Prompt: Going through the material below, please gather all lines with the word "panel" in them.

Records from a collection of figures

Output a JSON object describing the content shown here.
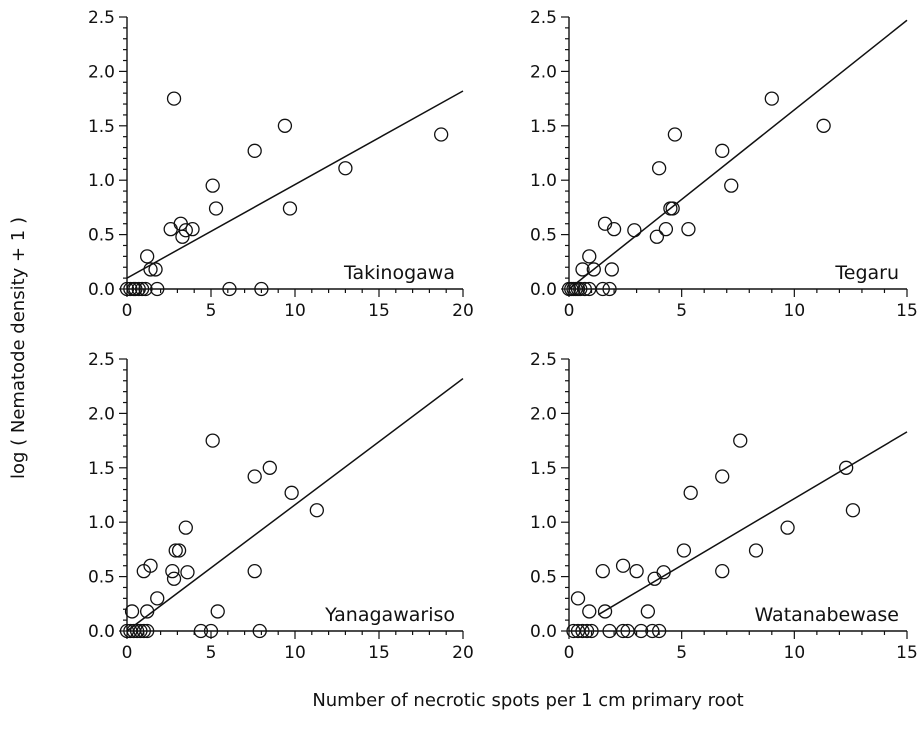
{
  "figure": {
    "ylabel": "log ( Nematode density + 1 )",
    "xlabel": "Number of necrotic spots per 1 cm primary root"
  },
  "chart_data": [
    {
      "type": "scatter",
      "panel": "Takinogawa",
      "title": "",
      "xlim": [
        0,
        20
      ],
      "ylim": [
        0,
        2.5
      ],
      "xticks": [
        0,
        5,
        10,
        15,
        20
      ],
      "yticks": [
        0.0,
        0.5,
        1.0,
        1.5,
        2.0,
        2.5
      ],
      "xtick_labels": [
        "0",
        "5",
        "10",
        "15",
        "20"
      ],
      "ytick_labels": [
        "0.0",
        "0.5",
        "1.0",
        "1.5",
        "2.0",
        "2.5"
      ],
      "fit_line": [
        [
          0,
          0.1
        ],
        [
          20,
          1.82
        ]
      ],
      "points": [
        [
          0,
          0
        ],
        [
          0.2,
          0
        ],
        [
          0.4,
          0
        ],
        [
          0.5,
          0
        ],
        [
          0.7,
          0
        ],
        [
          0.9,
          0
        ],
        [
          1.1,
          0
        ],
        [
          1.8,
          0
        ],
        [
          6.1,
          0
        ],
        [
          8.0,
          0
        ],
        [
          1.2,
          0.3
        ],
        [
          1.4,
          0.18
        ],
        [
          1.7,
          0.18
        ],
        [
          2.6,
          0.55
        ],
        [
          3.2,
          0.6
        ],
        [
          3.3,
          0.48
        ],
        [
          3.5,
          0.54
        ],
        [
          3.9,
          0.55
        ],
        [
          2.8,
          1.75
        ],
        [
          5.1,
          0.95
        ],
        [
          5.3,
          0.74
        ],
        [
          7.6,
          1.27
        ],
        [
          9.4,
          1.5
        ],
        [
          9.7,
          0.74
        ],
        [
          13.0,
          1.11
        ],
        [
          18.7,
          1.42
        ]
      ]
    },
    {
      "type": "scatter",
      "panel": "Tegaru",
      "title": "",
      "xlim": [
        0,
        15
      ],
      "ylim": [
        0,
        2.5
      ],
      "xticks": [
        0,
        5,
        10,
        15
      ],
      "yticks": [
        0.0,
        0.5,
        1.0,
        1.5,
        2.0,
        2.5
      ],
      "xtick_labels": [
        "0",
        "5",
        "10",
        "15"
      ],
      "ytick_labels": [
        "0.0",
        "0.5",
        "1.0",
        "1.5",
        "2.0",
        "2.5"
      ],
      "fit_line": [
        [
          0,
          0.0
        ],
        [
          15,
          2.47
        ]
      ],
      "points": [
        [
          0,
          0
        ],
        [
          0.1,
          0
        ],
        [
          0.2,
          0
        ],
        [
          0.3,
          0
        ],
        [
          0.4,
          0
        ],
        [
          0.5,
          0
        ],
        [
          0.7,
          0
        ],
        [
          0.9,
          0
        ],
        [
          1.5,
          0
        ],
        [
          1.8,
          0
        ],
        [
          0.6,
          0.18
        ],
        [
          0.9,
          0.3
        ],
        [
          1.1,
          0.18
        ],
        [
          1.9,
          0.18
        ],
        [
          1.6,
          0.6
        ],
        [
          2.0,
          0.55
        ],
        [
          2.9,
          0.54
        ],
        [
          3.9,
          0.48
        ],
        [
          4.3,
          0.55
        ],
        [
          4.5,
          0.74
        ],
        [
          4.6,
          0.74
        ],
        [
          5.3,
          0.55
        ],
        [
          4.0,
          1.11
        ],
        [
          4.7,
          1.42
        ],
        [
          6.8,
          1.27
        ],
        [
          7.2,
          0.95
        ],
        [
          9.0,
          1.75
        ],
        [
          11.3,
          1.5
        ]
      ]
    },
    {
      "type": "scatter",
      "panel": "Yanagawariso",
      "title": "",
      "xlim": [
        0,
        20
      ],
      "ylim": [
        0,
        2.5
      ],
      "xticks": [
        0,
        5,
        10,
        15,
        20
      ],
      "yticks": [
        0.0,
        0.5,
        1.0,
        1.5,
        2.0,
        2.5
      ],
      "xtick_labels": [
        "0",
        "5",
        "10",
        "15",
        "20"
      ],
      "ytick_labels": [
        "0.0",
        "0.5",
        "1.0",
        "1.5",
        "2.0",
        "2.5"
      ],
      "fit_line": [
        [
          0,
          0.0
        ],
        [
          20,
          2.32
        ]
      ],
      "points": [
        [
          0,
          0
        ],
        [
          0.2,
          0
        ],
        [
          0.4,
          0
        ],
        [
          0.6,
          0
        ],
        [
          0.8,
          0
        ],
        [
          1.0,
          0
        ],
        [
          1.2,
          0
        ],
        [
          4.4,
          0
        ],
        [
          5.0,
          0
        ],
        [
          7.9,
          0
        ],
        [
          0.3,
          0.18
        ],
        [
          1.2,
          0.18
        ],
        [
          1.8,
          0.3
        ],
        [
          1.0,
          0.55
        ],
        [
          1.4,
          0.6
        ],
        [
          2.7,
          0.55
        ],
        [
          2.8,
          0.48
        ],
        [
          2.9,
          0.74
        ],
        [
          3.1,
          0.74
        ],
        [
          3.6,
          0.54
        ],
        [
          3.5,
          0.95
        ],
        [
          5.1,
          1.75
        ],
        [
          5.4,
          0.18
        ],
        [
          7.6,
          1.42
        ],
        [
          7.6,
          0.55
        ],
        [
          8.5,
          1.5
        ],
        [
          9.8,
          1.27
        ],
        [
          11.3,
          1.11
        ]
      ]
    },
    {
      "type": "scatter",
      "panel": "Watanabewase",
      "title": "",
      "xlim": [
        0,
        15
      ],
      "ylim": [
        0,
        2.5
      ],
      "xticks": [
        0,
        5,
        10,
        15
      ],
      "yticks": [
        0.0,
        0.5,
        1.0,
        1.5,
        2.0,
        2.5
      ],
      "xtick_labels": [
        "0",
        "5",
        "10",
        "15"
      ],
      "ytick_labels": [
        "0.0",
        "0.5",
        "1.0",
        "1.5",
        "2.0",
        "2.5"
      ],
      "fit_line": [
        [
          1.3,
          0.15
        ],
        [
          15,
          1.83
        ]
      ],
      "points": [
        [
          0.2,
          0
        ],
        [
          0.4,
          0
        ],
        [
          0.6,
          0
        ],
        [
          0.8,
          0
        ],
        [
          1.0,
          0
        ],
        [
          1.8,
          0
        ],
        [
          2.4,
          0
        ],
        [
          2.6,
          0
        ],
        [
          3.2,
          0
        ],
        [
          3.7,
          0
        ],
        [
          4.0,
          0
        ],
        [
          0.4,
          0.3
        ],
        [
          0.9,
          0.18
        ],
        [
          1.6,
          0.18
        ],
        [
          3.5,
          0.18
        ],
        [
          1.5,
          0.55
        ],
        [
          2.4,
          0.6
        ],
        [
          3.0,
          0.55
        ],
        [
          3.8,
          0.48
        ],
        [
          4.2,
          0.54
        ],
        [
          5.1,
          0.74
        ],
        [
          5.4,
          1.27
        ],
        [
          6.8,
          1.42
        ],
        [
          6.8,
          0.55
        ],
        [
          7.6,
          1.75
        ],
        [
          8.3,
          0.74
        ],
        [
          9.7,
          0.95
        ],
        [
          12.3,
          1.5
        ],
        [
          12.6,
          1.11
        ]
      ]
    }
  ]
}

Reply to the exercise:
      "panel": "Takinogawa",
      "panel": "Tegaru",
      "panel": "Yanagawariso",
      "panel": "Watanabewase",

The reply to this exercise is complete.